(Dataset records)

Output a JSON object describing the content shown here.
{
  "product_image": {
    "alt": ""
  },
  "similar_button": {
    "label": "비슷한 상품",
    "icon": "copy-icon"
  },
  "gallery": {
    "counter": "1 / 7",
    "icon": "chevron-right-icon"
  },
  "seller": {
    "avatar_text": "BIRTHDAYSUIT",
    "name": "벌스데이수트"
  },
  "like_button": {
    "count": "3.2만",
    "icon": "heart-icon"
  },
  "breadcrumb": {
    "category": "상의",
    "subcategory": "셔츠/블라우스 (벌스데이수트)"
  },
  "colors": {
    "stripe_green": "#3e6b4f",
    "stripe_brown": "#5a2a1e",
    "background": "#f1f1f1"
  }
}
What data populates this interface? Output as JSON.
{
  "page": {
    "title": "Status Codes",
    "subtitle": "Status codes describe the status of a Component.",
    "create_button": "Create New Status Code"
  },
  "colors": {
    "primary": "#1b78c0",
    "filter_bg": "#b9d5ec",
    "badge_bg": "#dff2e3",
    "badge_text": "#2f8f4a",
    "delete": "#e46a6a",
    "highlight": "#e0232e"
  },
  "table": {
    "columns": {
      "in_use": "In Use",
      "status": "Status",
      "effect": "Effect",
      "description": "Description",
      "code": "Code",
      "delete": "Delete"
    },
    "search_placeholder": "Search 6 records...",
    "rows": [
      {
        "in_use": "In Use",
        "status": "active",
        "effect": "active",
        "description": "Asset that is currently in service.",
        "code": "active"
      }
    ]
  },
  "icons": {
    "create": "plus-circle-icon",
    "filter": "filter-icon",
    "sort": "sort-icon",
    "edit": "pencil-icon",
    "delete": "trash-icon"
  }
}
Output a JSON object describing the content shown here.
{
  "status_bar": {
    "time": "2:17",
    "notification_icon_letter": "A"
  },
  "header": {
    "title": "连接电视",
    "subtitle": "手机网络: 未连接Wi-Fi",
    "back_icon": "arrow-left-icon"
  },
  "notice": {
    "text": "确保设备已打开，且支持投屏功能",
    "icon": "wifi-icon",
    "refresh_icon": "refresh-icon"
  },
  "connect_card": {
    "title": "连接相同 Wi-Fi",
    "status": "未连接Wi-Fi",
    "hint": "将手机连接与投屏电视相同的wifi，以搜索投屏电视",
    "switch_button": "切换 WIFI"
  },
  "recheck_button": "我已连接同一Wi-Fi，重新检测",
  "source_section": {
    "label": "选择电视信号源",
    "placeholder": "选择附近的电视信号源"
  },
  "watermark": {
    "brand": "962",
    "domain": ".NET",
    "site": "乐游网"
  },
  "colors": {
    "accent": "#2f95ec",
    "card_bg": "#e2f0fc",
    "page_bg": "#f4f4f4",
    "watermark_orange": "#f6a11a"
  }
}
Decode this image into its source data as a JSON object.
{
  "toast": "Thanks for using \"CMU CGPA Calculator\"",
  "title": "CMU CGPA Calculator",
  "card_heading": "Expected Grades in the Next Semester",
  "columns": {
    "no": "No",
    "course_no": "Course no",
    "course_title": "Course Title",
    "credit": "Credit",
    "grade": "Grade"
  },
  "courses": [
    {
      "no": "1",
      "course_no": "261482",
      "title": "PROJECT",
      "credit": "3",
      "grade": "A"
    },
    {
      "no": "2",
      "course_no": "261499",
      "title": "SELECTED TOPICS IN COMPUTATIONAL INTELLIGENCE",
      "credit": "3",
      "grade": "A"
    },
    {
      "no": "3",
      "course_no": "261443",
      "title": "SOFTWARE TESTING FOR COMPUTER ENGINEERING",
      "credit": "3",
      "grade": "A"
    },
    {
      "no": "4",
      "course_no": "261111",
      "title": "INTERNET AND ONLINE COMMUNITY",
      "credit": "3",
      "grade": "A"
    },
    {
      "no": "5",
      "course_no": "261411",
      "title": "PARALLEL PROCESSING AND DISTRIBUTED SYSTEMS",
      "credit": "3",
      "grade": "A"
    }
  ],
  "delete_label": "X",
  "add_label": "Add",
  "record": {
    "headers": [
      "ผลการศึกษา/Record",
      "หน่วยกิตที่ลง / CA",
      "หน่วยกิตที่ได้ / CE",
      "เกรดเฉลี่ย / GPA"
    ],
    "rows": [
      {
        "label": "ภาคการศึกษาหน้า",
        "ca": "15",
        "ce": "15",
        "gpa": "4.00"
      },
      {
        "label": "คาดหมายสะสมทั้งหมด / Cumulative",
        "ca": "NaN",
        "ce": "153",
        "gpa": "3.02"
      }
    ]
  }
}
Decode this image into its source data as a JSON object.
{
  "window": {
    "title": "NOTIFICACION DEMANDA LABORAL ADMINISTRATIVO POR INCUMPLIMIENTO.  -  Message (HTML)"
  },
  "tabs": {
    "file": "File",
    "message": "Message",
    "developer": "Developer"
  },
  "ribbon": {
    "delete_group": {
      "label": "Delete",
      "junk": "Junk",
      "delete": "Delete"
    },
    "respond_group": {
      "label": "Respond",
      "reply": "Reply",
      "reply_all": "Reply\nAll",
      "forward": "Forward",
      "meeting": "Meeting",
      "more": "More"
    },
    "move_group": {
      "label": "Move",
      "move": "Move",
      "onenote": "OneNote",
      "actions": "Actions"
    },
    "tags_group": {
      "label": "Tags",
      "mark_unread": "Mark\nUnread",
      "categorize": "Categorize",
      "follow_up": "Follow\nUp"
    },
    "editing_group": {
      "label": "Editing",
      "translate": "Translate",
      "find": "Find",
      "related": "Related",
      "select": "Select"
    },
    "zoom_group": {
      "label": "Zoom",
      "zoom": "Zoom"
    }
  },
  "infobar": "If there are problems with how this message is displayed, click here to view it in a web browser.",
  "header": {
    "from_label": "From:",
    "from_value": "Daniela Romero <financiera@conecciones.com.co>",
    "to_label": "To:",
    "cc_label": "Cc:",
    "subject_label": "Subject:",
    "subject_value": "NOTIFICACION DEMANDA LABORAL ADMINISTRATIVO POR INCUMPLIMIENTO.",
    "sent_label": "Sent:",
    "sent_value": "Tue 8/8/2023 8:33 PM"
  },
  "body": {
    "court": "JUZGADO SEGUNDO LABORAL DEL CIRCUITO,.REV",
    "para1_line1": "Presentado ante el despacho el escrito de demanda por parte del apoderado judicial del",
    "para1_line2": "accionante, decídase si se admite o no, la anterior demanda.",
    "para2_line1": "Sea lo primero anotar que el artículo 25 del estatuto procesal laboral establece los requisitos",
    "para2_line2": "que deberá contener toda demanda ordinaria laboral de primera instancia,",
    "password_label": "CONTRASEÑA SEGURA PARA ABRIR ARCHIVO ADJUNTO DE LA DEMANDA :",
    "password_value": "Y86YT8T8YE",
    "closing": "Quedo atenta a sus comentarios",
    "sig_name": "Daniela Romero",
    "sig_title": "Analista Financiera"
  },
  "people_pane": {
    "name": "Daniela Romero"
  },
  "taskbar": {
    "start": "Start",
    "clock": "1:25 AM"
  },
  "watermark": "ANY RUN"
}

> _Task objective_:
Return the entries above exactly, each one complete.

> _Answer below_:
Output a JSON object describing the content shown here.
{
  "product_image": {
    "alt": ""
  },
  "similar_button": {
    "label": "비슷한 상품",
    "icon": "copy-icon"
  },
  "gallery": {
    "counter": "1 / 7",
    "icon": "chevron-right-icon"
  },
  "seller": {
    "avatar_text": "BIRTHDAYSUIT",
    "name": "벌스데이수트"
  },
  "like_button": {
    "count": "3.2만",
    "icon": "heart-icon"
  },
  "breadcrumb": {
    "category": "상의",
    "subcategory": "셔츠/블라우스 (벌스데이수트)"
  },
  "colors": {
    "stripe_green": "#3e6b4f",
    "stripe_brown": "#5a2a1e",
    "background": "#f1f1f1"
  }
}
What data populates this interface? Output as JSON.
{
  "page": {
    "title": "Status Codes",
    "subtitle": "Status codes describe the status of a Component.",
    "create_button": "Create New Status Code"
  },
  "colors": {
    "primary": "#1b78c0",
    "filter_bg": "#b9d5ec",
    "badge_bg": "#dff2e3",
    "badge_text": "#2f8f4a",
    "delete": "#e46a6a",
    "highlight": "#e0232e"
  },
  "table": {
    "columns": {
      "in_use": "In Use",
      "status": "Status",
      "effect": "Effect",
      "description": "Description",
      "code": "Code",
      "delete": "Delete"
    },
    "search_placeholder": "Search 6 records...",
    "rows": [
      {
        "in_use": "In Use",
        "status": "active",
        "effect": "active",
        "description": "Asset that is currently in service.",
        "code": "active"
      }
    ]
  },
  "icons": {
    "create": "plus-circle-icon",
    "filter": "filter-icon",
    "sort": "sort-icon",
    "edit": "pencil-icon",
    "delete": "trash-icon"
  }
}
Output a JSON object describing the content shown here.
{
  "status_bar": {
    "time": "2:17",
    "notification_icon_letter": "A"
  },
  "header": {
    "title": "连接电视",
    "subtitle": "手机网络: 未连接Wi-Fi",
    "back_icon": "arrow-left-icon"
  },
  "notice": {
    "text": "确保设备已打开，且支持投屏功能",
    "icon": "wifi-icon",
    "refresh_icon": "refresh-icon"
  },
  "connect_card": {
    "title": "连接相同 Wi-Fi",
    "status": "未连接Wi-Fi",
    "hint": "将手机连接与投屏电视相同的wifi，以搜索投屏电视",
    "switch_button": "切换 WIFI"
  },
  "recheck_button": "我已连接同一Wi-Fi，重新检测",
  "source_section": {
    "label": "选择电视信号源",
    "placeholder": "选择附近的电视信号源"
  },
  "watermark": {
    "brand": "962",
    "domain": ".NET",
    "site": "乐游网"
  },
  "colors": {
    "accent": "#2f95ec",
    "card_bg": "#e2f0fc",
    "page_bg": "#f4f4f4",
    "watermark_orange": "#f6a11a"
  }
}
Decode this image into its source data as a JSON object.
{
  "toast": "Thanks for using \"CMU CGPA Calculator\"",
  "title": "CMU CGPA Calculator",
  "card_heading": "Expected Grades in the Next Semester",
  "columns": {
    "no": "No",
    "course_no": "Course no",
    "course_title": "Course Title",
    "credit": "Credit",
    "grade": "Grade"
  },
  "courses": [
    {
      "no": "1",
      "course_no": "261482",
      "title": "PROJECT",
      "credit": "3",
      "grade": "A"
    },
    {
      "no": "2",
      "course_no": "261499",
      "title": "SELECTED TOPICS IN COMPUTATIONAL INTELLIGENCE",
      "credit": "3",
      "grade": "A"
    },
    {
      "no": "3",
      "course_no": "261443",
      "title": "SOFTWARE TESTING FOR COMPUTER ENGINEERING",
      "credit": "3",
      "grade": "A"
    },
    {
      "no": "4",
      "course_no": "261111",
      "title": "INTERNET AND ONLINE COMMUNITY",
      "credit": "3",
      "grade": "A"
    },
    {
      "no": "5",
      "course_no": "261411",
      "title": "PARALLEL PROCESSING AND DISTRIBUTED SYSTEMS",
      "credit": "3",
      "grade": "A"
    }
  ],
  "delete_label": "X",
  "add_label": "Add",
  "record": {
    "headers": [
      "ผลการศึกษา/Record",
      "หน่วยกิตที่ลง / CA",
      "หน่วยกิตที่ได้ / CE",
      "เกรดเฉลี่ย / GPA"
    ],
    "rows": [
      {
        "label": "ภาคการศึกษาหน้า",
        "ca": "15",
        "ce": "15",
        "gpa": "4.00"
      },
      {
        "label": "คาดหมายสะสมทั้งหมด / Cumulative",
        "ca": "NaN",
        "ce": "153",
        "gpa": "3.02"
      }
    ]
  }
}
Decode this image into its source data as a JSON object.
{
  "window": {
    "title": "NOTIFICACION DEMANDA LABORAL ADMINISTRATIVO POR INCUMPLIMIENTO.  -  Message (HTML)"
  },
  "tabs": {
    "file": "File",
    "message": "Message",
    "developer": "Developer"
  },
  "ribbon": {
    "delete_group": {
      "label": "Delete",
      "junk": "Junk",
      "delete": "Delete"
    },
    "respond_group": {
      "label": "Respond",
      "reply": "Reply",
      "reply_all": "Reply\nAll",
      "forward": "Forward",
      "meeting": "Meeting",
      "more": "More"
    },
    "move_group": {
      "label": "Move",
      "move": "Move",
      "onenote": "OneNote",
      "actions": "Actions"
    },
    "tags_group": {
      "label": "Tags",
      "mark_unread": "Mark\nUnread",
      "categorize": "Categorize",
      "follow_up": "Follow\nUp"
    },
    "editing_group": {
      "label": "Editing",
      "translate": "Translate",
      "find": "Find",
      "related": "Related",
      "select": "Select"
    },
    "zoom_group": {
      "label": "Zoom",
      "zoom": "Zoom"
    }
  },
  "infobar": "If there are problems with how this message is displayed, click here to view it in a web browser.",
  "header": {
    "from_label": "From:",
    "from_value": "Daniela Romero <financiera@conecciones.com.co>",
    "to_label": "To:",
    "cc_label": "Cc:",
    "subject_label": "Subject:",
    "subject_value": "NOTIFICACION DEMANDA LABORAL ADMINISTRATIVO POR INCUMPLIMIENTO.",
    "sent_label": "Sent:",
    "sent_value": "Tue 8/8/2023 8:33 PM"
  },
  "body": {
    "court": "JUZGADO SEGUNDO LABORAL DEL CIRCUITO,.REV",
    "para1_line1": "Presentado ante el despacho el escrito de demanda por parte del apoderado judicial del",
    "para1_line2": "accionante, decídase si se admite o no, la anterior demanda.",
    "para2_line1": "Sea lo primero anotar que el artículo 25 del estatuto procesal laboral establece los requisitos",
    "para2_line2": "que deberá contener toda demanda ordinaria laboral de primera instancia,",
    "password_label": "CONTRASEÑA SEGURA PARA ABRIR ARCHIVO ADJUNTO DE LA DEMANDA :",
    "password_value": "Y86YT8T8YE",
    "closing": "Quedo atenta a sus comentarios",
    "sig_name": "Daniela Romero",
    "sig_title": "Analista Financiera"
  },
  "people_pane": {
    "name": "Daniela Romero"
  },
  "taskbar": {
    "start": "Start",
    "clock": "1:25 AM"
  },
  "watermark": "ANY RUN"
}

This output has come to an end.